AVAILABLE RECORDS -
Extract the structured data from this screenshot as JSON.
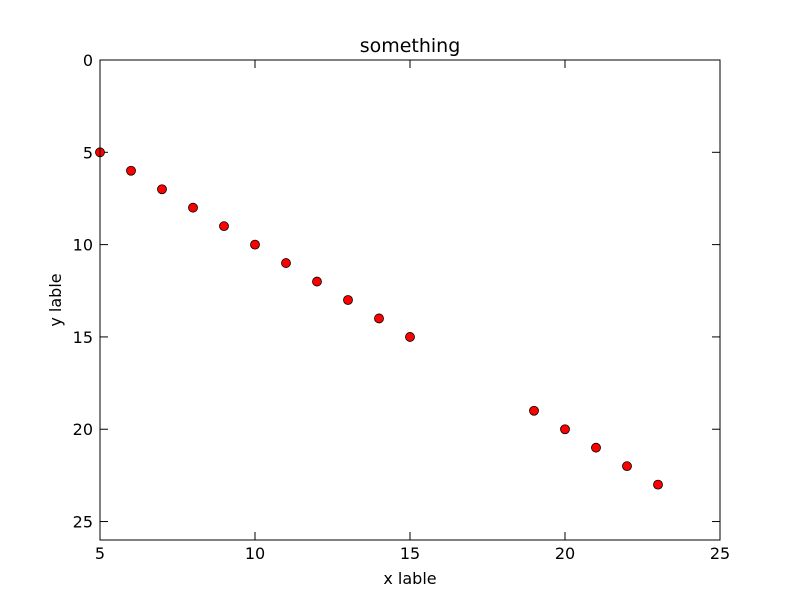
{
  "chart_data": {
    "type": "scatter",
    "title": "something",
    "xlabel": "x lable",
    "ylabel": "y lable",
    "xlim": [
      5,
      25
    ],
    "ylim": [
      0,
      26
    ],
    "y_inverted": true,
    "grid": false,
    "xticks": [
      5,
      10,
      15,
      20,
      25
    ],
    "yticks": [
      0,
      5,
      10,
      15,
      20,
      25
    ],
    "xtick_labels": [
      "5",
      "10",
      "15",
      "20",
      "25"
    ],
    "ytick_labels": [
      "0",
      "5",
      "10",
      "15",
      "20",
      "25"
    ],
    "series": [
      {
        "x": [
          5,
          6,
          7,
          8,
          9,
          10,
          11,
          12,
          13,
          14,
          15,
          19,
          20,
          21,
          22,
          23
        ],
        "y": [
          5,
          6,
          7,
          8,
          9,
          10,
          11,
          12,
          13,
          14,
          15,
          19,
          20,
          21,
          22,
          23
        ],
        "marker": "circle",
        "color": "#ff0000",
        "edgecolor": "#000000"
      }
    ]
  }
}
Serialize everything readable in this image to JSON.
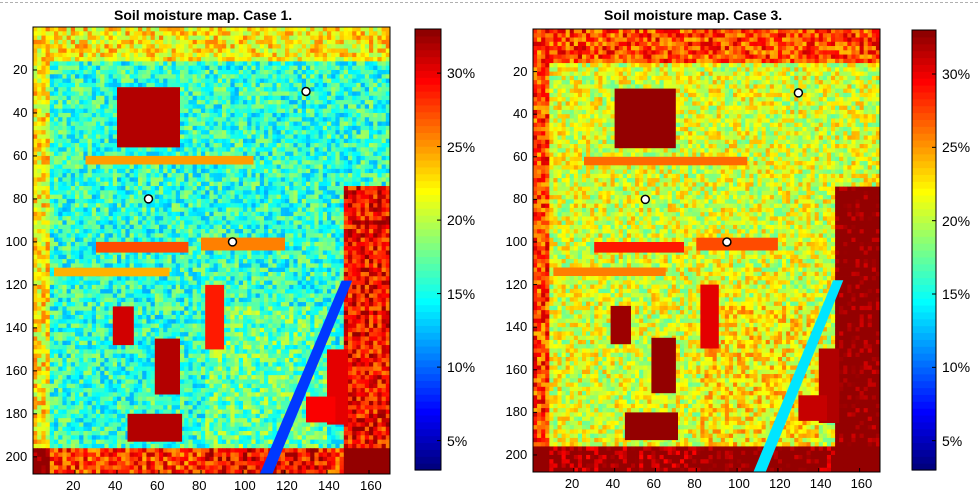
{
  "chart_data": [
    {
      "type": "heatmap",
      "title": "Soil moisture map. Case 1.",
      "x_ticks": [
        20,
        40,
        60,
        80,
        100,
        120,
        140,
        160
      ],
      "y_ticks": [
        20,
        40,
        60,
        80,
        100,
        120,
        140,
        160,
        180,
        200
      ],
      "xlim": [
        0,
        170
      ],
      "ylim": [
        0,
        208
      ],
      "y_reversed": true,
      "colorbar": {
        "range": [
          3,
          33
        ],
        "ticks": [
          5,
          10,
          15,
          20,
          25,
          30
        ],
        "tick_labels": [
          "5%",
          "10%",
          "15%",
          "20%",
          "25%",
          "30%"
        ],
        "colormap": "jet"
      }
    },
    {
      "type": "heatmap",
      "title": "Soil moisture map. Case 3.",
      "x_ticks": [
        20,
        40,
        60,
        80,
        100,
        120,
        140,
        160
      ],
      "y_ticks": [
        20,
        40,
        60,
        80,
        100,
        120,
        140,
        160,
        180,
        200
      ],
      "xlim": [
        0,
        170
      ],
      "ylim": [
        0,
        208
      ],
      "y_reversed": true,
      "colorbar": {
        "range": [
          3,
          33
        ],
        "ticks": [
          5,
          10,
          15,
          20,
          25,
          30
        ],
        "tick_labels": [
          "5%",
          "10%",
          "15%",
          "20%",
          "25%",
          "30%"
        ],
        "colormap": "jet"
      }
    }
  ]
}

REQUEST -
In the listing above, find the lines holding the word "this" and copy them.

WRITTEN SOLUTION -
Extract the structured data from this screenshot as JSON.
Serialize everything readable in this image to JSON.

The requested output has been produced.